= Direction =
Leave the pictures out and print every record below exactly as it stands.

[A block of data]
========================================
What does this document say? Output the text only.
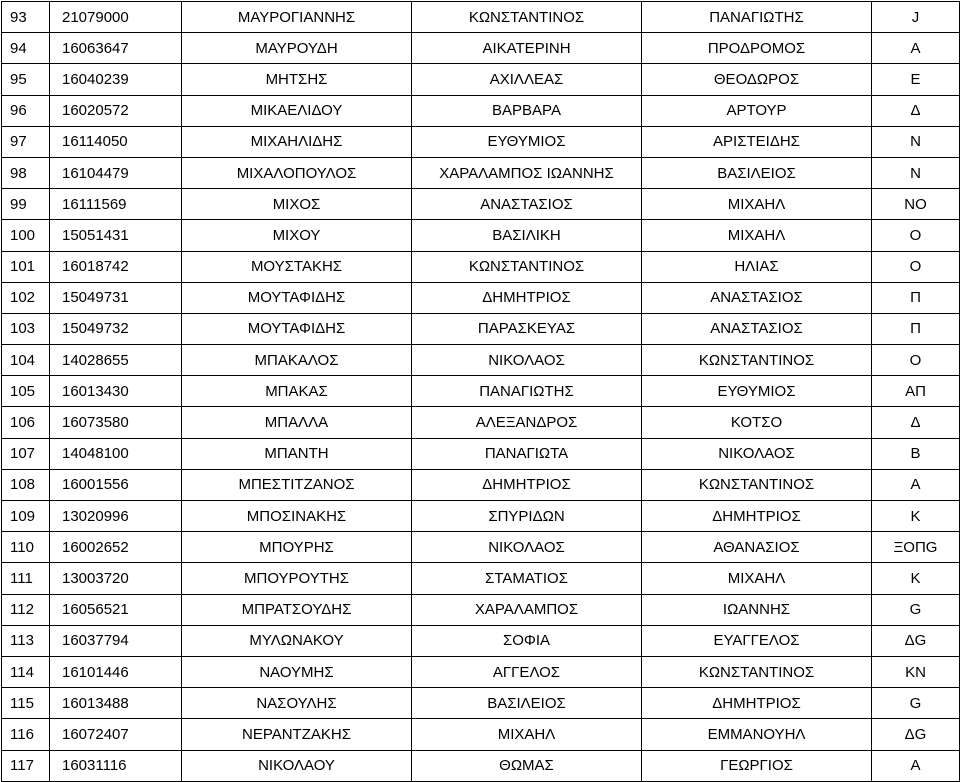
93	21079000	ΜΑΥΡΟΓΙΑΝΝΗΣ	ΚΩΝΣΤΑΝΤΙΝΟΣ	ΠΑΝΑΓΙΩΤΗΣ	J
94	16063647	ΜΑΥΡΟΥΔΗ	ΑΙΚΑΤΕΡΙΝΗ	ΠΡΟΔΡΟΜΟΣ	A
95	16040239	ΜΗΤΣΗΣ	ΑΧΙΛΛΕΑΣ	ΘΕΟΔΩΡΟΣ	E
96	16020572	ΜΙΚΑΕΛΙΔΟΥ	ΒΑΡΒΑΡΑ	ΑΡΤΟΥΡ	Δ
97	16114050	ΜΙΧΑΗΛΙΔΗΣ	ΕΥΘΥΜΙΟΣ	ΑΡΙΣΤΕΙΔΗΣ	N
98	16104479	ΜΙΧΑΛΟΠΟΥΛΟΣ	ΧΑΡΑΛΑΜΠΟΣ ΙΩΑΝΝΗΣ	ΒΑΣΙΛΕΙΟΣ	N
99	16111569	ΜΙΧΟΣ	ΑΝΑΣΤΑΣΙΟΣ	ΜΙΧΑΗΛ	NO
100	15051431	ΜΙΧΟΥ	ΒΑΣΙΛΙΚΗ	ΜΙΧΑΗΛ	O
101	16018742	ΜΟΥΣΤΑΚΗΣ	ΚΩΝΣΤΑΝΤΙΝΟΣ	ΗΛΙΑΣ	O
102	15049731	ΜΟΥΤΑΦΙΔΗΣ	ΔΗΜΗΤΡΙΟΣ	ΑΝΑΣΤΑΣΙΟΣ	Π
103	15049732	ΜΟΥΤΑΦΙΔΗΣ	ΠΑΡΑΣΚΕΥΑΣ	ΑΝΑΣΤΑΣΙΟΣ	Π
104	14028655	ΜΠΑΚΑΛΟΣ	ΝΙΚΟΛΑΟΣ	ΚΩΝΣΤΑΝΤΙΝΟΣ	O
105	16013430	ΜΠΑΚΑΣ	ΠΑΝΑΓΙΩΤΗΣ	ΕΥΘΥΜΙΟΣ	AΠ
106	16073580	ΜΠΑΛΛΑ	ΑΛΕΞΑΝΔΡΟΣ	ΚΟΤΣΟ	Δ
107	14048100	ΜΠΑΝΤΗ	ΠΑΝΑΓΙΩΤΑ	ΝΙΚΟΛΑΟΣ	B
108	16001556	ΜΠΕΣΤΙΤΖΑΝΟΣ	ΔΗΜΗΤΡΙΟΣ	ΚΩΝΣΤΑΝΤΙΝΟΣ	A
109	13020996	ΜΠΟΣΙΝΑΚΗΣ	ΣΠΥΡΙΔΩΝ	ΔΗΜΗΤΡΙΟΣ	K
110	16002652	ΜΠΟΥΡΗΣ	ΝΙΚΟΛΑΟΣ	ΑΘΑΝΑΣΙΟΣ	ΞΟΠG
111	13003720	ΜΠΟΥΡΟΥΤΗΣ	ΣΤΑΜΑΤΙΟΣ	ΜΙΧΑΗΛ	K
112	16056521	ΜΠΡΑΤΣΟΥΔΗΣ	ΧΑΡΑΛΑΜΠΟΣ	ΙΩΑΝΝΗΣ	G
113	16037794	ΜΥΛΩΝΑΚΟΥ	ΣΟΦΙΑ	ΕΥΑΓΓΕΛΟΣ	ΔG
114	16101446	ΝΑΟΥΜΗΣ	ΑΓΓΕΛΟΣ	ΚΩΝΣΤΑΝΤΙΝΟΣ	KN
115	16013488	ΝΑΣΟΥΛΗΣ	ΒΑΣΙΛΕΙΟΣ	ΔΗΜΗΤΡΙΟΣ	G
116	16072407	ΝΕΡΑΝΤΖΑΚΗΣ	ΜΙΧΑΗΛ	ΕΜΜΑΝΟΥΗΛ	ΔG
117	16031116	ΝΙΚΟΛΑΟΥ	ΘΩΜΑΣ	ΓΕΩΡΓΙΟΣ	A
========================================
= Reply to the task =
What does this document say? Output the text only.
93	21079000	ΜΑΥΡΟΓΙΑΝΝΗΣ	ΚΩΝΣΤΑΝΤΙΝΟΣ	ΠΑΝΑΓΙΩΤΗΣ	J
94	16063647	ΜΑΥΡΟΥΔΗ	ΑΙΚΑΤΕΡΙΝΗ	ΠΡΟΔΡΟΜΟΣ	A
95	16040239	ΜΗΤΣΗΣ	ΑΧΙΛΛΕΑΣ	ΘΕΟΔΩΡΟΣ	E
96	16020572	ΜΙΚΑΕΛΙΔΟΥ	ΒΑΡΒΑΡΑ	ΑΡΤΟΥΡ	Δ
97	16114050	ΜΙΧΑΗΛΙΔΗΣ	ΕΥΘΥΜΙΟΣ	ΑΡΙΣΤΕΙΔΗΣ	N
98	16104479	ΜΙΧΑΛΟΠΟΥΛΟΣ	ΧΑΡΑΛΑΜΠΟΣ ΙΩΑΝΝΗΣ	ΒΑΣΙΛΕΙΟΣ	N
99	16111569	ΜΙΧΟΣ	ΑΝΑΣΤΑΣΙΟΣ	ΜΙΧΑΗΛ	NO
100	15051431	ΜΙΧΟΥ	ΒΑΣΙΛΙΚΗ	ΜΙΧΑΗΛ	O
101	16018742	ΜΟΥΣΤΑΚΗΣ	ΚΩΝΣΤΑΝΤΙΝΟΣ	ΗΛΙΑΣ	O
102	15049731	ΜΟΥΤΑΦΙΔΗΣ	ΔΗΜΗΤΡΙΟΣ	ΑΝΑΣΤΑΣΙΟΣ	Π
103	15049732	ΜΟΥΤΑΦΙΔΗΣ	ΠΑΡΑΣΚΕΥΑΣ	ΑΝΑΣΤΑΣΙΟΣ	Π
104	14028655	ΜΠΑΚΑΛΟΣ	ΝΙΚΟΛΑΟΣ	ΚΩΝΣΤΑΝΤΙΝΟΣ	O
105	16013430	ΜΠΑΚΑΣ	ΠΑΝΑΓΙΩΤΗΣ	ΕΥΘΥΜΙΟΣ	AΠ
106	16073580	ΜΠΑΛΛΑ	ΑΛΕΞΑΝΔΡΟΣ	ΚΟΤΣΟ	Δ
107	14048100	ΜΠΑΝΤΗ	ΠΑΝΑΓΙΩΤΑ	ΝΙΚΟΛΑΟΣ	B
108	16001556	ΜΠΕΣΤΙΤΖΑΝΟΣ	ΔΗΜΗΤΡΙΟΣ	ΚΩΝΣΤΑΝΤΙΝΟΣ	A
109	13020996	ΜΠΟΣΙΝΑΚΗΣ	ΣΠΥΡΙΔΩΝ	ΔΗΜΗΤΡΙΟΣ	K
110	16002652	ΜΠΟΥΡΗΣ	ΝΙΚΟΛΑΟΣ	ΑΘΑΝΑΣΙΟΣ	ΞΟΠG
111	13003720	ΜΠΟΥΡΟΥΤΗΣ	ΣΤΑΜΑΤΙΟΣ	ΜΙΧΑΗΛ	K
112	16056521	ΜΠΡΑΤΣΟΥΔΗΣ	ΧΑΡΑΛΑΜΠΟΣ	ΙΩΑΝΝΗΣ	G
113	16037794	ΜΥΛΩΝΑΚΟΥ	ΣΟΦΙΑ	ΕΥΑΓΓΕΛΟΣ	ΔG
114	16101446	ΝΑΟΥΜΗΣ	ΑΓΓΕΛΟΣ	ΚΩΝΣΤΑΝΤΙΝΟΣ	KN
115	16013488	ΝΑΣΟΥΛΗΣ	ΒΑΣΙΛΕΙΟΣ	ΔΗΜΗΤΡΙΟΣ	G
116	16072407	ΝΕΡΑΝΤΖΑΚΗΣ	ΜΙΧΑΗΛ	ΕΜΜΑΝΟΥΗΛ	ΔG
117	16031116	ΝΙΚΟΛΑΟΥ	ΘΩΜΑΣ	ΓΕΩΡΓΙΟΣ	A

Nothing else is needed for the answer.